### Data for this task

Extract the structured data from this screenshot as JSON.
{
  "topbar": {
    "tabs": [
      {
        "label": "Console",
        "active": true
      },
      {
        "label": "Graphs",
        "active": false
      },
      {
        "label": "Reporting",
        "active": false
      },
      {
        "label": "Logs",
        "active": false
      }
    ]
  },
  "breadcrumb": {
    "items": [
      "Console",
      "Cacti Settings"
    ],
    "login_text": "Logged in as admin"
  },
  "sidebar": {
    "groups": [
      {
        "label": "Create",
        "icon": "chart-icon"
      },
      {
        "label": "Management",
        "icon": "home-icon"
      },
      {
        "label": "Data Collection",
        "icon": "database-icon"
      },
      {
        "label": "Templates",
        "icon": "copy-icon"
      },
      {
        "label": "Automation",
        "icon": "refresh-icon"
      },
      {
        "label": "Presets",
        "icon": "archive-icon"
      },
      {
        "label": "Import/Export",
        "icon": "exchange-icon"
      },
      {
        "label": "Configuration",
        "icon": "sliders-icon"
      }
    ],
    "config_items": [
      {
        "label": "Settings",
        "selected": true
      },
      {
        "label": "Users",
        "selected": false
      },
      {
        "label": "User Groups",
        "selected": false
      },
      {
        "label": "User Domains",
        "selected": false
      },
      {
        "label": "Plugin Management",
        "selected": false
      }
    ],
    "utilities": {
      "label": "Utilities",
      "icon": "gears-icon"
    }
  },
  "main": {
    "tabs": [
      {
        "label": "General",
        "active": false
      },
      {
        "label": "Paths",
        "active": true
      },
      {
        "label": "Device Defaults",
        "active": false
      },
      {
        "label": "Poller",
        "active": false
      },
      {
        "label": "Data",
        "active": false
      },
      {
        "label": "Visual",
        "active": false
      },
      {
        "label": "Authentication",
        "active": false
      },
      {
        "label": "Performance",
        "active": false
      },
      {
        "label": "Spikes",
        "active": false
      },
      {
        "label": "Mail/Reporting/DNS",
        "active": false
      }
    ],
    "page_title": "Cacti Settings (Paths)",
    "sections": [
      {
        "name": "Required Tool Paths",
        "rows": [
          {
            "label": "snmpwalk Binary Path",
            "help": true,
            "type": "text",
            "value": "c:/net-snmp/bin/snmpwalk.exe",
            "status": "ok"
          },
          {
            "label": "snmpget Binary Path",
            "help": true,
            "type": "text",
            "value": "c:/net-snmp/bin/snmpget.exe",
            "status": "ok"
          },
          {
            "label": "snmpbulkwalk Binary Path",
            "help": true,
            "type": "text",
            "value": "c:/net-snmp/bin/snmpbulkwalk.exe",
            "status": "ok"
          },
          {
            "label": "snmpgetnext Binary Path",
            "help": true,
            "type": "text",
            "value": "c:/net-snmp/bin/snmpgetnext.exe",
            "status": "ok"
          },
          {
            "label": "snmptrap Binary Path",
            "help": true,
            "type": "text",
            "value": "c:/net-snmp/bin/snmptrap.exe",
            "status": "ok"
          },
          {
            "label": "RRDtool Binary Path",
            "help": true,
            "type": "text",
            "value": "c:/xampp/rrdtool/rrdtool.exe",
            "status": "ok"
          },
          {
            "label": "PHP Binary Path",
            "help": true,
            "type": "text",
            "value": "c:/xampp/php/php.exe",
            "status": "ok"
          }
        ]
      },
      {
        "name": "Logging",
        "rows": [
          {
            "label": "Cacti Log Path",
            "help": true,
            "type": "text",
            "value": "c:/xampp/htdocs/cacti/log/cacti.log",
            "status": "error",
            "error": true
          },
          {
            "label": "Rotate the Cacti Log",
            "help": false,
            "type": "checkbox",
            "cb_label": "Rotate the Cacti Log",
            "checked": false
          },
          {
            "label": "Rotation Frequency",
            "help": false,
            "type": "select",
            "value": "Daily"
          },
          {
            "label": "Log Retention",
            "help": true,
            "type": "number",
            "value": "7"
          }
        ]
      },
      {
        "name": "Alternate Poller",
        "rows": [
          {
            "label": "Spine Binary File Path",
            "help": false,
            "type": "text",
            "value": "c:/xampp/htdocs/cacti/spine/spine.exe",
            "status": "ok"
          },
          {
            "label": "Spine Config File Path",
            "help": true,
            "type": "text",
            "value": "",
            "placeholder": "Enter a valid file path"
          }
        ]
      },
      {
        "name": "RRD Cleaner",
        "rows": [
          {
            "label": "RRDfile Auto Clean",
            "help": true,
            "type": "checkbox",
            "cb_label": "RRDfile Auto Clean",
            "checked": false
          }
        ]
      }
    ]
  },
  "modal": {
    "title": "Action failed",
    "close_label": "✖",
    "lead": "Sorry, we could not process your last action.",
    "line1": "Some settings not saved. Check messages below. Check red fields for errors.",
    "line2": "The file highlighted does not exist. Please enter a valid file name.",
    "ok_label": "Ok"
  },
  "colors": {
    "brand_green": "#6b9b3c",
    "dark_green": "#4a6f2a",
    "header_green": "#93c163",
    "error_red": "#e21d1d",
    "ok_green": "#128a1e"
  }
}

### Task requirements
Extract the listing in its entirety and repeat it exactly.

### Output
Extract the structured data from this screenshot as JSON.
{
  "topbar": {
    "tabs": [
      {
        "label": "Console",
        "active": true
      },
      {
        "label": "Graphs",
        "active": false
      },
      {
        "label": "Reporting",
        "active": false
      },
      {
        "label": "Logs",
        "active": false
      }
    ]
  },
  "breadcrumb": {
    "items": [
      "Console",
      "Cacti Settings"
    ],
    "login_text": "Logged in as admin"
  },
  "sidebar": {
    "groups": [
      {
        "label": "Create",
        "icon": "chart-icon"
      },
      {
        "label": "Management",
        "icon": "home-icon"
      },
      {
        "label": "Data Collection",
        "icon": "database-icon"
      },
      {
        "label": "Templates",
        "icon": "copy-icon"
      },
      {
        "label": "Automation",
        "icon": "refresh-icon"
      },
      {
        "label": "Presets",
        "icon": "archive-icon"
      },
      {
        "label": "Import/Export",
        "icon": "exchange-icon"
      },
      {
        "label": "Configuration",
        "icon": "sliders-icon"
      }
    ],
    "config_items": [
      {
        "label": "Settings",
        "selected": true
      },
      {
        "label": "Users",
        "selected": false
      },
      {
        "label": "User Groups",
        "selected": false
      },
      {
        "label": "User Domains",
        "selected": false
      },
      {
        "label": "Plugin Management",
        "selected": false
      }
    ],
    "utilities": {
      "label": "Utilities",
      "icon": "gears-icon"
    }
  },
  "main": {
    "tabs": [
      {
        "label": "General",
        "active": false
      },
      {
        "label": "Paths",
        "active": true
      },
      {
        "label": "Device Defaults",
        "active": false
      },
      {
        "label": "Poller",
        "active": false
      },
      {
        "label": "Data",
        "active": false
      },
      {
        "label": "Visual",
        "active": false
      },
      {
        "label": "Authentication",
        "active": false
      },
      {
        "label": "Performance",
        "active": false
      },
      {
        "label": "Spikes",
        "active": false
      },
      {
        "label": "Mail/Reporting/DNS",
        "active": false
      }
    ],
    "page_title": "Cacti Settings (Paths)",
    "sections": [
      {
        "name": "Required Tool Paths",
        "rows": [
          {
            "label": "snmpwalk Binary Path",
            "help": true,
            "type": "text",
            "value": "c:/net-snmp/bin/snmpwalk.exe",
            "status": "ok"
          },
          {
            "label": "snmpget Binary Path",
            "help": true,
            "type": "text",
            "value": "c:/net-snmp/bin/snmpget.exe",
            "status": "ok"
          },
          {
            "label": "snmpbulkwalk Binary Path",
            "help": true,
            "type": "text",
            "value": "c:/net-snmp/bin/snmpbulkwalk.exe",
            "status": "ok"
          },
          {
            "label": "snmpgetnext Binary Path",
            "help": true,
            "type": "text",
            "value": "c:/net-snmp/bin/snmpgetnext.exe",
            "status": "ok"
          },
          {
            "label": "snmptrap Binary Path",
            "help": true,
            "type": "text",
            "value": "c:/net-snmp/bin/snmptrap.exe",
            "status": "ok"
          },
          {
            "label": "RRDtool Binary Path",
            "help": true,
            "type": "text",
            "value": "c:/xampp/rrdtool/rrdtool.exe",
            "status": "ok"
          },
          {
            "label": "PHP Binary Path",
            "help": true,
            "type": "text",
            "value": "c:/xampp/php/php.exe",
            "status": "ok"
          }
        ]
      },
      {
        "name": "Logging",
        "rows": [
          {
            "label": "Cacti Log Path",
            "help": true,
            "type": "text",
            "value": "c:/xampp/htdocs/cacti/log/cacti.log",
            "status": "error",
            "error": true
          },
          {
            "label": "Rotate the Cacti Log",
            "help": false,
            "type": "checkbox",
            "cb_label": "Rotate the Cacti Log",
            "checked": false
          },
          {
            "label": "Rotation Frequency",
            "help": false,
            "type": "select",
            "value": "Daily"
          },
          {
            "label": "Log Retention",
            "help": true,
            "type": "number",
            "value": "7"
          }
        ]
      },
      {
        "name": "Alternate Poller",
        "rows": [
          {
            "label": "Spine Binary File Path",
            "help": false,
            "type": "text",
            "value": "c:/xampp/htdocs/cacti/spine/spine.exe",
            "status": "ok"
          },
          {
            "label": "Spine Config File Path",
            "help": true,
            "type": "text",
            "value": "",
            "placeholder": "Enter a valid file path"
          }
        ]
      },
      {
        "name": "RRD Cleaner",
        "rows": [
          {
            "label": "RRDfile Auto Clean",
            "help": true,
            "type": "checkbox",
            "cb_label": "RRDfile Auto Clean",
            "checked": false
          }
        ]
      }
    ]
  },
  "modal": {
    "title": "Action failed",
    "close_label": "✖",
    "lead": "Sorry, we could not process your last action.",
    "line1": "Some settings not saved. Check messages below. Check red fields for errors.",
    "line2": "The file highlighted does not exist. Please enter a valid file name.",
    "ok_label": "Ok"
  },
  "colors": {
    "brand_green": "#6b9b3c",
    "dark_green": "#4a6f2a",
    "header_green": "#93c163",
    "error_red": "#e21d1d",
    "ok_green": "#128a1e"
  }
}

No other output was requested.